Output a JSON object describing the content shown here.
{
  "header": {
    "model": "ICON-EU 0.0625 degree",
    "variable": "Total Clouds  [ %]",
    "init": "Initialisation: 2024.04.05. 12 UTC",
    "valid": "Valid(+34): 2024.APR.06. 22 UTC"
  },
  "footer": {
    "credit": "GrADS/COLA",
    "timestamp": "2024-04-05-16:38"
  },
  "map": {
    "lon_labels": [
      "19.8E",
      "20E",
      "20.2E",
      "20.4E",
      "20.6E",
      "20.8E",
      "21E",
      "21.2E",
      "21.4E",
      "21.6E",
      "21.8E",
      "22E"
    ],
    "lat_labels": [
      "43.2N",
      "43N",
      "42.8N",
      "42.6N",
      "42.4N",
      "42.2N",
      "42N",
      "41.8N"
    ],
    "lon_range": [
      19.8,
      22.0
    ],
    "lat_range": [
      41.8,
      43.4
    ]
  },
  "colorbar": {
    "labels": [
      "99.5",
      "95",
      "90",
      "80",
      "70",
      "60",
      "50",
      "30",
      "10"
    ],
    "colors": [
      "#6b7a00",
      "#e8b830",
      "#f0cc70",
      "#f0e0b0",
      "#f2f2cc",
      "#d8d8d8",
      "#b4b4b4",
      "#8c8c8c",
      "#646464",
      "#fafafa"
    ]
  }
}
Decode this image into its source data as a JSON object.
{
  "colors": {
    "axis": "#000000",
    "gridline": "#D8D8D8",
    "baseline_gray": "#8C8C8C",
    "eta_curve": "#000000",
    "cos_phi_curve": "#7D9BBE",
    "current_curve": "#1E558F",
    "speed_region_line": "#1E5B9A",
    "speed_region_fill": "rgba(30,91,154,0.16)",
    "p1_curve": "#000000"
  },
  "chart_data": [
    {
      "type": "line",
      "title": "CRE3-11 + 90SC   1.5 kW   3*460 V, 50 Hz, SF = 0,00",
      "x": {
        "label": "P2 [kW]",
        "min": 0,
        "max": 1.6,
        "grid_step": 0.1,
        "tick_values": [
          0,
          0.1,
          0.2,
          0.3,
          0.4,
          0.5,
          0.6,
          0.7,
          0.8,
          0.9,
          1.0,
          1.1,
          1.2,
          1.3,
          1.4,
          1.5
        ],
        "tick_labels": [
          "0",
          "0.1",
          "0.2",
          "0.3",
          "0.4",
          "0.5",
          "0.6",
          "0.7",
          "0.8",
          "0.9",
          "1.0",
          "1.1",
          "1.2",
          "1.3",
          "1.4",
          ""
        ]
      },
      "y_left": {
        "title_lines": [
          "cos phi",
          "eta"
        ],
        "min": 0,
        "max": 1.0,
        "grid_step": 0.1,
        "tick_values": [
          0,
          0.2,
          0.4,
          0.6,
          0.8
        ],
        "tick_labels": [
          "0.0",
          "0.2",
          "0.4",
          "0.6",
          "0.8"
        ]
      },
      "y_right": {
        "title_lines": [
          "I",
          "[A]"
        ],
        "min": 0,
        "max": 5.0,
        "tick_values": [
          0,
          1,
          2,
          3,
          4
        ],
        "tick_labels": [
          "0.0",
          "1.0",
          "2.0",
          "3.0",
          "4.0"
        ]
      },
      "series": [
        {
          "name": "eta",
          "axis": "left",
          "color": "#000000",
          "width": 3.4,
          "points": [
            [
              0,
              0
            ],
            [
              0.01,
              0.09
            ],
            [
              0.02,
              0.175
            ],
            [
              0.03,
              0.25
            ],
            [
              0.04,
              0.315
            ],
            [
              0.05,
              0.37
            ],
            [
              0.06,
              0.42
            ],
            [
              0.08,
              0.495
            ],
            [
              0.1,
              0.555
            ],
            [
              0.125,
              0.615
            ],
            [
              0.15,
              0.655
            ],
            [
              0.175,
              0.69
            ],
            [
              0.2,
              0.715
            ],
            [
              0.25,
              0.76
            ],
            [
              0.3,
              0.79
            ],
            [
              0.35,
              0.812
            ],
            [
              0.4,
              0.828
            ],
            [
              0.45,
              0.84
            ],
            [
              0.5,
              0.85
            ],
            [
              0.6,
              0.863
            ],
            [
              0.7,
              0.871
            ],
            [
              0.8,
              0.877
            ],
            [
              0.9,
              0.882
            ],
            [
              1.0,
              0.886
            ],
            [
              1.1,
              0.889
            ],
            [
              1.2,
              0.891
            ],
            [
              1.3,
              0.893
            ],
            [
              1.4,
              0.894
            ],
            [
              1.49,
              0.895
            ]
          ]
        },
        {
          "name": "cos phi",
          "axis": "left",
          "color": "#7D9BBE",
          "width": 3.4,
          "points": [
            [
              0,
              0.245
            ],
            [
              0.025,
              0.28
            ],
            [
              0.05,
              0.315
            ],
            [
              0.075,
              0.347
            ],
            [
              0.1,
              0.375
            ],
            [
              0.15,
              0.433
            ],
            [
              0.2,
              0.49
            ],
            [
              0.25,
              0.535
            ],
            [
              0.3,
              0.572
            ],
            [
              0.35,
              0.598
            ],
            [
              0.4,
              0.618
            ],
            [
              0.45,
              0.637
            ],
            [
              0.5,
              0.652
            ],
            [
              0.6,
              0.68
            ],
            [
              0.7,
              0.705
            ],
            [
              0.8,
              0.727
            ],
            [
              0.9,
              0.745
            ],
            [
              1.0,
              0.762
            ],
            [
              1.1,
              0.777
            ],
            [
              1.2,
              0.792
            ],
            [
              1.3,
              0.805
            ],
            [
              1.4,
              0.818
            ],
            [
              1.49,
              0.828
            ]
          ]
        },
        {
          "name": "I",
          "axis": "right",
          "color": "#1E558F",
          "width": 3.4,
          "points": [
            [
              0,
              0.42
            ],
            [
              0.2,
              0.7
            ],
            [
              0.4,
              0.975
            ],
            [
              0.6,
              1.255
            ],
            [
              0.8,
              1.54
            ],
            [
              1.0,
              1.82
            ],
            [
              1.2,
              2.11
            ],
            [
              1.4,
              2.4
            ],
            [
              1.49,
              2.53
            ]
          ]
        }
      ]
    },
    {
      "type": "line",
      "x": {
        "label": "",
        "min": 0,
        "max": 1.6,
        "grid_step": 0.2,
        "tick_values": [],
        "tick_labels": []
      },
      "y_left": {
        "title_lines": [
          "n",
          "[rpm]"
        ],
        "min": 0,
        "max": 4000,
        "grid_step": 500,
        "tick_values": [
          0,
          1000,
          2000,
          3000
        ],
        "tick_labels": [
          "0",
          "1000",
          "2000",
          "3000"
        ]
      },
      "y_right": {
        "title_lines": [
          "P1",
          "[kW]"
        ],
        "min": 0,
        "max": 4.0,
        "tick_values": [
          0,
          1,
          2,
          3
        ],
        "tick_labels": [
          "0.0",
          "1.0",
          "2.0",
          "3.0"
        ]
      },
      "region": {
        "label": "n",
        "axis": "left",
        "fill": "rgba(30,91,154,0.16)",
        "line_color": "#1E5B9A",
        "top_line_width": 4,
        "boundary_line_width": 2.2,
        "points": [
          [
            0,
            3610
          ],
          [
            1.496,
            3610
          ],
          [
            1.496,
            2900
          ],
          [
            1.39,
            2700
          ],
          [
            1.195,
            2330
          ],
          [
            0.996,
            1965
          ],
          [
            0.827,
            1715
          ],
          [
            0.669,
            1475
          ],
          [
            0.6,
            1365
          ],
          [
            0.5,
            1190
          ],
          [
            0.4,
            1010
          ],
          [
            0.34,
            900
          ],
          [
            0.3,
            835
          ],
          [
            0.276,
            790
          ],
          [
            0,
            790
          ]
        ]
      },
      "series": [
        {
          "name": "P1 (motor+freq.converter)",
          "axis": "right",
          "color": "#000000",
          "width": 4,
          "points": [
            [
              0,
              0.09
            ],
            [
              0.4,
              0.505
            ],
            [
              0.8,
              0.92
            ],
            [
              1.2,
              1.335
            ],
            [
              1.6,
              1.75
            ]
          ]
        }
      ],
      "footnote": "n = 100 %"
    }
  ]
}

WHAT THIS TASK INVOLVES
On how many lines does the word "name" appear? Answer with only the number.

TASK RESULT
4